%%

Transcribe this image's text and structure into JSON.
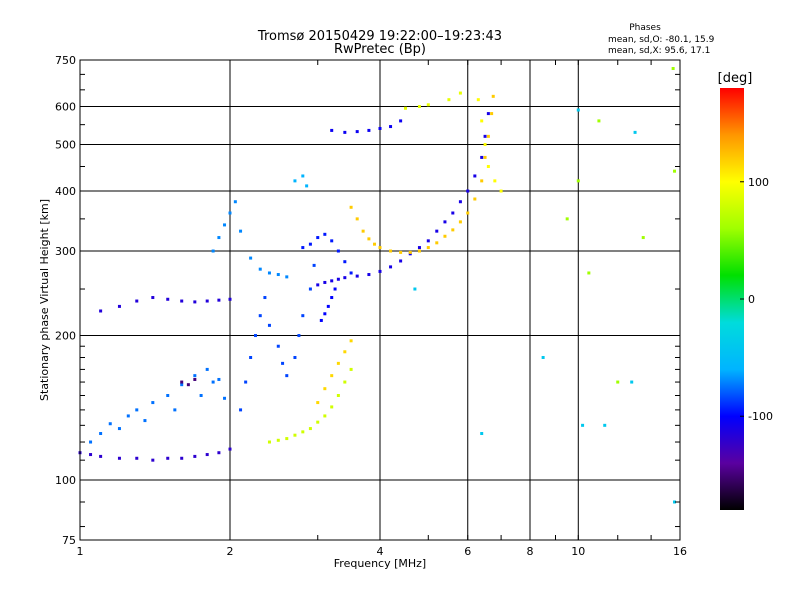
{
  "chart_data": {
    "type": "scatter",
    "title": "Tromsø 20150429 19:22:00–19:23:43",
    "subtitle": "RwPretec (Bp)",
    "xlabel": "Frequency [MHz]",
    "ylabel": "Stationary phase Virtual Height [km]",
    "x_scale": "log",
    "y_scale": "log",
    "xlim": [
      1,
      16
    ],
    "ylim": [
      75,
      750
    ],
    "x_ticks": [
      1,
      2,
      4,
      6,
      8,
      10,
      16
    ],
    "y_ticks": [
      75,
      100,
      200,
      300,
      400,
      500,
      600,
      750
    ],
    "grid": true,
    "phase_legend": {
      "title": "Phases",
      "line1": "mean, sd,O: -80.1, 15.9",
      "line2": "mean, sd,X:  95.6, 17.1"
    },
    "colorbar": {
      "label": "[deg]",
      "min": -180,
      "max": 180,
      "ticks": [
        100,
        0,
        -100
      ],
      "colormap": [
        "#000000",
        "#5a00a0",
        "#0000ff",
        "#00b4ff",
        "#00dcdc",
        "#00e000",
        "#a0ff00",
        "#ffff00",
        "#ff9600",
        "#ff0000"
      ]
    },
    "series": [
      {
        "phase": -120,
        "points": [
          [
            1.0,
            114
          ],
          [
            1.05,
            113
          ],
          [
            1.1,
            112
          ],
          [
            1.2,
            111
          ],
          [
            1.3,
            111
          ],
          [
            1.4,
            110
          ],
          [
            1.5,
            111
          ],
          [
            1.6,
            111
          ],
          [
            1.7,
            112
          ],
          [
            1.8,
            113
          ],
          [
            1.9,
            114
          ],
          [
            2.0,
            116
          ]
        ]
      },
      {
        "phase": -75,
        "points": [
          [
            1.05,
            120
          ],
          [
            1.1,
            125
          ],
          [
            1.15,
            131
          ],
          [
            1.2,
            128
          ],
          [
            1.25,
            136
          ],
          [
            1.3,
            140
          ],
          [
            1.35,
            133
          ],
          [
            1.4,
            145
          ],
          [
            1.5,
            150
          ],
          [
            1.55,
            140
          ],
          [
            1.6,
            158
          ],
          [
            1.7,
            165
          ],
          [
            1.75,
            150
          ],
          [
            1.8,
            170
          ],
          [
            1.85,
            160
          ],
          [
            1.9,
            162
          ],
          [
            1.95,
            148
          ]
        ]
      },
      {
        "phase": -150,
        "points": [
          [
            1.6,
            160
          ],
          [
            1.65,
            158
          ],
          [
            1.7,
            162
          ]
        ]
      },
      {
        "phase": -115,
        "points": [
          [
            1.1,
            225
          ],
          [
            1.2,
            230
          ],
          [
            1.3,
            236
          ],
          [
            1.4,
            240
          ],
          [
            1.5,
            238
          ],
          [
            1.6,
            236
          ],
          [
            1.7,
            235
          ],
          [
            1.8,
            236
          ],
          [
            1.9,
            237
          ],
          [
            2.0,
            238
          ]
        ]
      },
      {
        "phase": -70,
        "points": [
          [
            1.85,
            300
          ],
          [
            1.9,
            320
          ],
          [
            1.95,
            340
          ],
          [
            2.0,
            360
          ],
          [
            2.05,
            380
          ],
          [
            2.1,
            330
          ],
          [
            2.2,
            290
          ],
          [
            2.3,
            275
          ],
          [
            2.4,
            270
          ],
          [
            2.5,
            268
          ],
          [
            2.6,
            265
          ]
        ]
      },
      {
        "phase": -85,
        "points": [
          [
            2.1,
            140
          ],
          [
            2.15,
            160
          ],
          [
            2.2,
            180
          ],
          [
            2.25,
            200
          ],
          [
            2.3,
            220
          ],
          [
            2.35,
            240
          ],
          [
            2.4,
            210
          ],
          [
            2.5,
            190
          ],
          [
            2.55,
            175
          ],
          [
            2.6,
            165
          ],
          [
            2.7,
            180
          ],
          [
            2.75,
            200
          ],
          [
            2.8,
            220
          ],
          [
            2.9,
            250
          ],
          [
            2.95,
            280
          ]
        ]
      },
      {
        "phase": 80,
        "points": [
          [
            2.4,
            120
          ],
          [
            2.5,
            121
          ],
          [
            2.6,
            122
          ],
          [
            2.7,
            124
          ],
          [
            2.8,
            126
          ],
          [
            2.9,
            128
          ],
          [
            3.0,
            132
          ],
          [
            3.1,
            136
          ],
          [
            3.2,
            142
          ],
          [
            3.3,
            150
          ],
          [
            3.4,
            160
          ],
          [
            3.5,
            170
          ]
        ]
      },
      {
        "phase": 115,
        "points": [
          [
            3.0,
            145
          ],
          [
            3.1,
            155
          ],
          [
            3.2,
            165
          ],
          [
            3.3,
            175
          ],
          [
            3.4,
            185
          ],
          [
            3.5,
            195
          ]
        ]
      },
      {
        "phase": -110,
        "points": [
          [
            3.0,
            255
          ],
          [
            3.1,
            258
          ],
          [
            3.2,
            260
          ],
          [
            3.3,
            262
          ],
          [
            3.4,
            264
          ],
          [
            3.6,
            266
          ],
          [
            3.8,
            268
          ],
          [
            4.0,
            272
          ],
          [
            4.2,
            278
          ],
          [
            4.4,
            286
          ],
          [
            4.6,
            296
          ],
          [
            4.8,
            305
          ],
          [
            5.0,
            315
          ],
          [
            5.2,
            330
          ],
          [
            5.4,
            345
          ],
          [
            5.6,
            360
          ],
          [
            5.8,
            380
          ],
          [
            6.0,
            400
          ],
          [
            6.2,
            430
          ],
          [
            6.4,
            470
          ],
          [
            6.5,
            520
          ],
          [
            6.6,
            580
          ]
        ]
      },
      {
        "phase": -95,
        "points": [
          [
            2.8,
            305
          ],
          [
            2.9,
            310
          ],
          [
            3.0,
            320
          ],
          [
            3.1,
            325
          ],
          [
            3.2,
            315
          ],
          [
            3.3,
            300
          ],
          [
            3.4,
            285
          ],
          [
            3.5,
            270
          ]
        ]
      },
      {
        "phase": -100,
        "points": [
          [
            3.05,
            215
          ],
          [
            3.1,
            222
          ],
          [
            3.15,
            230
          ],
          [
            3.2,
            240
          ],
          [
            3.25,
            250
          ]
        ]
      },
      {
        "phase": 120,
        "points": [
          [
            3.5,
            370
          ],
          [
            3.6,
            350
          ],
          [
            3.7,
            330
          ],
          [
            3.8,
            318
          ],
          [
            3.9,
            310
          ],
          [
            4.0,
            305
          ],
          [
            4.2,
            300
          ],
          [
            4.4,
            298
          ],
          [
            4.6,
            298
          ],
          [
            4.8,
            300
          ],
          [
            5.0,
            305
          ],
          [
            5.2,
            312
          ],
          [
            5.4,
            322
          ],
          [
            5.6,
            332
          ],
          [
            5.8,
            345
          ],
          [
            6.0,
            360
          ],
          [
            6.2,
            385
          ],
          [
            6.4,
            420
          ],
          [
            6.5,
            470
          ],
          [
            6.6,
            520
          ],
          [
            6.7,
            580
          ],
          [
            6.75,
            630
          ]
        ]
      },
      {
        "phase": 100,
        "points": [
          [
            6.3,
            620
          ],
          [
            6.4,
            560
          ],
          [
            6.5,
            500
          ],
          [
            6.6,
            450
          ],
          [
            6.8,
            420
          ],
          [
            7.0,
            400
          ]
        ]
      },
      {
        "phase": -105,
        "points": [
          [
            3.2,
            535
          ],
          [
            3.4,
            530
          ],
          [
            3.6,
            532
          ],
          [
            3.8,
            535
          ],
          [
            4.0,
            540
          ],
          [
            4.2,
            545
          ],
          [
            4.4,
            560
          ]
        ]
      },
      {
        "phase": 90,
        "points": [
          [
            4.5,
            595
          ],
          [
            4.8,
            600
          ],
          [
            5.0,
            605
          ],
          [
            5.5,
            620
          ],
          [
            5.8,
            640
          ]
        ]
      },
      {
        "phase": -60,
        "points": [
          [
            2.7,
            420
          ],
          [
            2.8,
            430
          ],
          [
            2.85,
            410
          ]
        ]
      },
      {
        "phase": 60,
        "points": [
          [
            10.5,
            270
          ],
          [
            12.0,
            160
          ],
          [
            15.5,
            720
          ],
          [
            15.6,
            440
          ],
          [
            9.5,
            350
          ],
          [
            10.0,
            420
          ],
          [
            11.0,
            560
          ],
          [
            13.5,
            320
          ]
        ]
      },
      {
        "phase": -40,
        "points": [
          [
            4.7,
            250
          ],
          [
            6.4,
            125
          ],
          [
            8.5,
            180
          ],
          [
            10.2,
            130
          ],
          [
            11.3,
            130
          ],
          [
            12.8,
            160
          ],
          [
            15.6,
            90
          ],
          [
            13.0,
            530
          ],
          [
            10.0,
            590
          ]
        ]
      }
    ]
  }
}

%%

**What is needed**
Check each line of the records for the word "mean", and show the lines that contain it.

**Complete answer**
      "line1": "mean, sd,O: -80.1, 15.9",
      "line2": "mean, sd,X:  95.6, 17.1"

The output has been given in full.